▸ **Task**: Transcribe the records exactly. Pictures do not belong in the transcription.

▸ **Provided data**:

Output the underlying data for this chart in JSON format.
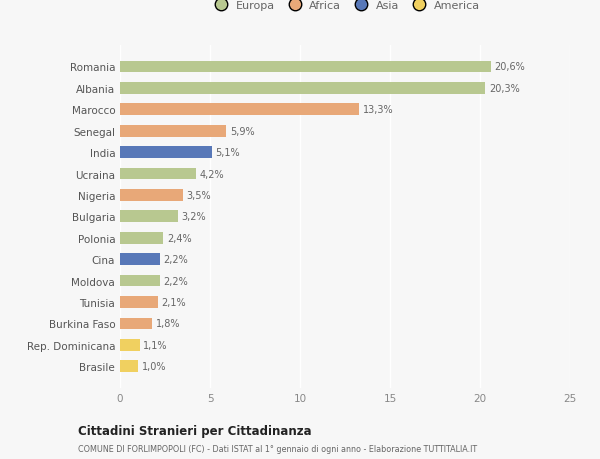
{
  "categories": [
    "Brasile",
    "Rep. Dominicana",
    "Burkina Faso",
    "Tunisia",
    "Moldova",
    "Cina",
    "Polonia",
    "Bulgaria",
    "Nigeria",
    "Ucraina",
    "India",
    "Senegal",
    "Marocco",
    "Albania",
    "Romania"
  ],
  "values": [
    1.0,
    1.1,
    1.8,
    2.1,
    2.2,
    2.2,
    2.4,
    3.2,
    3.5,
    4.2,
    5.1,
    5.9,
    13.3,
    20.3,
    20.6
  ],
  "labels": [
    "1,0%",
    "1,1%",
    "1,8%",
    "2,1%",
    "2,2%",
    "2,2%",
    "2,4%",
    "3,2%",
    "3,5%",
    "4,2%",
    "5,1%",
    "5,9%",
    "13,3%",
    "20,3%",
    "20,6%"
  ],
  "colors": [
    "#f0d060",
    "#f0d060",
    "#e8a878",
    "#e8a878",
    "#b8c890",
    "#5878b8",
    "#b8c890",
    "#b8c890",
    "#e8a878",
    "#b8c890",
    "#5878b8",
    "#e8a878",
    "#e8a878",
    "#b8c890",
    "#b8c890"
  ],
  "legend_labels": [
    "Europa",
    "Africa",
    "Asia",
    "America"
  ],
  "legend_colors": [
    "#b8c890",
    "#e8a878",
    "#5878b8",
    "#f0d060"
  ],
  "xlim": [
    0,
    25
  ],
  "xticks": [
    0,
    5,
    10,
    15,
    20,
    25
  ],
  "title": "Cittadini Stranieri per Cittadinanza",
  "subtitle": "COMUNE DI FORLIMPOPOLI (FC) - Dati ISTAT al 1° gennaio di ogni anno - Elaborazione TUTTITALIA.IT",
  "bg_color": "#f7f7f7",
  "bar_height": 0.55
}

▸ **Expected answer**:
Output the underlying data for this chart in JSON format.
{
  "categories": [
    "Brasile",
    "Rep. Dominicana",
    "Burkina Faso",
    "Tunisia",
    "Moldova",
    "Cina",
    "Polonia",
    "Bulgaria",
    "Nigeria",
    "Ucraina",
    "India",
    "Senegal",
    "Marocco",
    "Albania",
    "Romania"
  ],
  "values": [
    1.0,
    1.1,
    1.8,
    2.1,
    2.2,
    2.2,
    2.4,
    3.2,
    3.5,
    4.2,
    5.1,
    5.9,
    13.3,
    20.3,
    20.6
  ],
  "labels": [
    "1,0%",
    "1,1%",
    "1,8%",
    "2,1%",
    "2,2%",
    "2,2%",
    "2,4%",
    "3,2%",
    "3,5%",
    "4,2%",
    "5,1%",
    "5,9%",
    "13,3%",
    "20,3%",
    "20,6%"
  ],
  "colors": [
    "#f0d060",
    "#f0d060",
    "#e8a878",
    "#e8a878",
    "#b8c890",
    "#5878b8",
    "#b8c890",
    "#b8c890",
    "#e8a878",
    "#b8c890",
    "#5878b8",
    "#e8a878",
    "#e8a878",
    "#b8c890",
    "#b8c890"
  ],
  "legend_labels": [
    "Europa",
    "Africa",
    "Asia",
    "America"
  ],
  "legend_colors": [
    "#b8c890",
    "#e8a878",
    "#5878b8",
    "#f0d060"
  ],
  "xlim": [
    0,
    25
  ],
  "xticks": [
    0,
    5,
    10,
    15,
    20,
    25
  ],
  "title": "Cittadini Stranieri per Cittadinanza",
  "subtitle": "COMUNE DI FORLIMPOPOLI (FC) - Dati ISTAT al 1° gennaio di ogni anno - Elaborazione TUTTITALIA.IT",
  "bg_color": "#f7f7f7",
  "bar_height": 0.55
}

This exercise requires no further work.